» GIVEN PROBLEM
Please determine how many lines of the material include the word "经历了你就积极", and respond with nothing but that number.

(Stored data entries)
_ _ _
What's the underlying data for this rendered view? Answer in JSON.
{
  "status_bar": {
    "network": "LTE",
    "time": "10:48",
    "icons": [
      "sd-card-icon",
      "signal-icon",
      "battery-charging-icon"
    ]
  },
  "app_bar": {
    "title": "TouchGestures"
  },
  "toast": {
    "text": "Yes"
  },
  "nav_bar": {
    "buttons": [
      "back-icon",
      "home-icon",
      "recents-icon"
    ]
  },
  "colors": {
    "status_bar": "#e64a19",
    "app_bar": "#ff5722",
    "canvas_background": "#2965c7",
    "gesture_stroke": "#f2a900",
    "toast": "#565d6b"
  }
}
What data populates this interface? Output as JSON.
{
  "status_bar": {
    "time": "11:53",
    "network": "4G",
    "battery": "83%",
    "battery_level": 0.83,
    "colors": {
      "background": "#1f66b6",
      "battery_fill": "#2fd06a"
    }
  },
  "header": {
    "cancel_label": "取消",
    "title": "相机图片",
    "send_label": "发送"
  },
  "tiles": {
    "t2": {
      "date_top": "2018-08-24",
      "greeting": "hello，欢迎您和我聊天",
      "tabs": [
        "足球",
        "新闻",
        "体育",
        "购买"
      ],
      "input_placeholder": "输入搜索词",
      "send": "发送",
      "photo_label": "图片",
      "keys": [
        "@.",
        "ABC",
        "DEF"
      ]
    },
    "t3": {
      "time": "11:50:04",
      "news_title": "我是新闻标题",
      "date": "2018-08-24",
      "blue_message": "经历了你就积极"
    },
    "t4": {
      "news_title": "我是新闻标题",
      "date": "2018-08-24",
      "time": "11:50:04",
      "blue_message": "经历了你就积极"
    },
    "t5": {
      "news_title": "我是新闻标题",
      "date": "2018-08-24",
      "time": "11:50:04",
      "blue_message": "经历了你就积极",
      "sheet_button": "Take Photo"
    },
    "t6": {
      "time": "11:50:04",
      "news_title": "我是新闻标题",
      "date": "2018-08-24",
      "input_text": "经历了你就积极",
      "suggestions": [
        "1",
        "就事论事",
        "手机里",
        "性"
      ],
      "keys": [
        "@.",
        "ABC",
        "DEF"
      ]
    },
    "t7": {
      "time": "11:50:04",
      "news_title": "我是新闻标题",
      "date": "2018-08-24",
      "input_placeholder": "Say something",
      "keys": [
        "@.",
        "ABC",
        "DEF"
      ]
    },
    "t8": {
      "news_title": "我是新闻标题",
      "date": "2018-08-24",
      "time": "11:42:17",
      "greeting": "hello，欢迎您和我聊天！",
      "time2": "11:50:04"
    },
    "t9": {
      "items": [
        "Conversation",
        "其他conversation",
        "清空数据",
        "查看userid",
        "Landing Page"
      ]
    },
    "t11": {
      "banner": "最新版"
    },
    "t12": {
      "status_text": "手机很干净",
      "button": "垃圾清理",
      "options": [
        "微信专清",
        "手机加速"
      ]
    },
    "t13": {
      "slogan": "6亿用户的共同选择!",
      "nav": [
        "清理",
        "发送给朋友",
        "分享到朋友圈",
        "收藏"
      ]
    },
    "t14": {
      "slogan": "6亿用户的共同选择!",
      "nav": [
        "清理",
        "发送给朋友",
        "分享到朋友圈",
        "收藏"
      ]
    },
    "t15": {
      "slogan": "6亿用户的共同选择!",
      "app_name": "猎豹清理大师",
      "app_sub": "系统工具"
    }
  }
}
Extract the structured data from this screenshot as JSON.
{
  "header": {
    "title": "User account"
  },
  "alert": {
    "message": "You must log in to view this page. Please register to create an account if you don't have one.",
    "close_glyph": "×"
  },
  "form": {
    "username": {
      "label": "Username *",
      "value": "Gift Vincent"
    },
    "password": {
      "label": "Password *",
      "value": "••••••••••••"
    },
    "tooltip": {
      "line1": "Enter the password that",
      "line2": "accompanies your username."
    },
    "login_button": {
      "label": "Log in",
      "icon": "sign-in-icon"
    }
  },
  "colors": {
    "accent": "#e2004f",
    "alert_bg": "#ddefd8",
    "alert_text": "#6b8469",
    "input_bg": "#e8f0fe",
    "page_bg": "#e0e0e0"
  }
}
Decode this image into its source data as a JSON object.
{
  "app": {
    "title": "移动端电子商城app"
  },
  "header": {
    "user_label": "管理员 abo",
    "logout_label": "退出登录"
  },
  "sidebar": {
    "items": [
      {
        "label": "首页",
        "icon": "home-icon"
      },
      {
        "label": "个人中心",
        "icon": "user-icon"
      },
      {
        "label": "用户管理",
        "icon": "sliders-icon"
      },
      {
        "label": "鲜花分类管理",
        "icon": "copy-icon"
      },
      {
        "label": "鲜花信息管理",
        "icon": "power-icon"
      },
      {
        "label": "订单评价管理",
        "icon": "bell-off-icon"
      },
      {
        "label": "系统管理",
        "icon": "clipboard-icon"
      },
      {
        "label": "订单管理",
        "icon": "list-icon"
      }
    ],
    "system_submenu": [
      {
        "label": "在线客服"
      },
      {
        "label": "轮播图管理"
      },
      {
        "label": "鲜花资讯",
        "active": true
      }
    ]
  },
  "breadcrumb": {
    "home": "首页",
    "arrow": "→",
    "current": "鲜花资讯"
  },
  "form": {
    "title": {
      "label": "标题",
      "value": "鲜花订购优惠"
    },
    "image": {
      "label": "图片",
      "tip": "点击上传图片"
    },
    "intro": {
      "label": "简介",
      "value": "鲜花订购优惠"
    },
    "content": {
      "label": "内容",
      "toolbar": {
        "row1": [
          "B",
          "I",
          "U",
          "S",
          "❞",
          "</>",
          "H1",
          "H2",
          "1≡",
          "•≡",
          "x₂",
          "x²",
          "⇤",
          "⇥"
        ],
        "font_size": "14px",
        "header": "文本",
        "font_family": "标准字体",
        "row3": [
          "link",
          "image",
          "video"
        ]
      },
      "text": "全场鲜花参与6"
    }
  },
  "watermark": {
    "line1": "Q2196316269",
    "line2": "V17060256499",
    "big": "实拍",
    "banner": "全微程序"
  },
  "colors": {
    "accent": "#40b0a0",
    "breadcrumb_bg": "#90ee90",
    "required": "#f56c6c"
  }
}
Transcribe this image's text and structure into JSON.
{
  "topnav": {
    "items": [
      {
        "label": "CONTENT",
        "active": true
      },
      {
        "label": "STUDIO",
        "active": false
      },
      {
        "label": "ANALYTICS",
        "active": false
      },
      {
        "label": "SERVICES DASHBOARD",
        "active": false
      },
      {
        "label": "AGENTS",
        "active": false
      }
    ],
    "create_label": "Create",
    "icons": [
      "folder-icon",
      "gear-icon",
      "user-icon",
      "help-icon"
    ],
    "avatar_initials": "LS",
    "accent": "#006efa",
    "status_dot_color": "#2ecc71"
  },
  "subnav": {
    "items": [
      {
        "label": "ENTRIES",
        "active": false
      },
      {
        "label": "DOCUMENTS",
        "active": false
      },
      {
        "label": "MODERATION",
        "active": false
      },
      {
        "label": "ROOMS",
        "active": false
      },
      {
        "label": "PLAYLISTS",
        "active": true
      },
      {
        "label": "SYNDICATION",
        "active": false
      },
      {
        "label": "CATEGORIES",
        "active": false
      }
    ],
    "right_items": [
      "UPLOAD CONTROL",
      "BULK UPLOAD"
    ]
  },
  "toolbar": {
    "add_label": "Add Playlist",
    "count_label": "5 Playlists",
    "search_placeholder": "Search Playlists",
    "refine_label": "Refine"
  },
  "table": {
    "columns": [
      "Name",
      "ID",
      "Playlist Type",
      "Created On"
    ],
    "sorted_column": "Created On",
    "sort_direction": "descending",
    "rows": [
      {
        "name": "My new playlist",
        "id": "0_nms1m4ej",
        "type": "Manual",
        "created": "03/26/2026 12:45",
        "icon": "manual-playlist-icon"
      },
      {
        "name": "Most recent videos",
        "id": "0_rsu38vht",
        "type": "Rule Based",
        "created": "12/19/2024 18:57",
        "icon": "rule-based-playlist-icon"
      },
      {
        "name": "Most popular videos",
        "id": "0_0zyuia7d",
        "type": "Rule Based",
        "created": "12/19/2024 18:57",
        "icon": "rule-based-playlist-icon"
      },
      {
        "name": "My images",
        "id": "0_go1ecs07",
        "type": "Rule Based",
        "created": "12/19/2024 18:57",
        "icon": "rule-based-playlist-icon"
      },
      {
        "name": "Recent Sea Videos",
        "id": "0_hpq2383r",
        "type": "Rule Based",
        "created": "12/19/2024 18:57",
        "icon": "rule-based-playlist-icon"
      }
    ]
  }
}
_ _ _
» RESULT OF THE TASK
4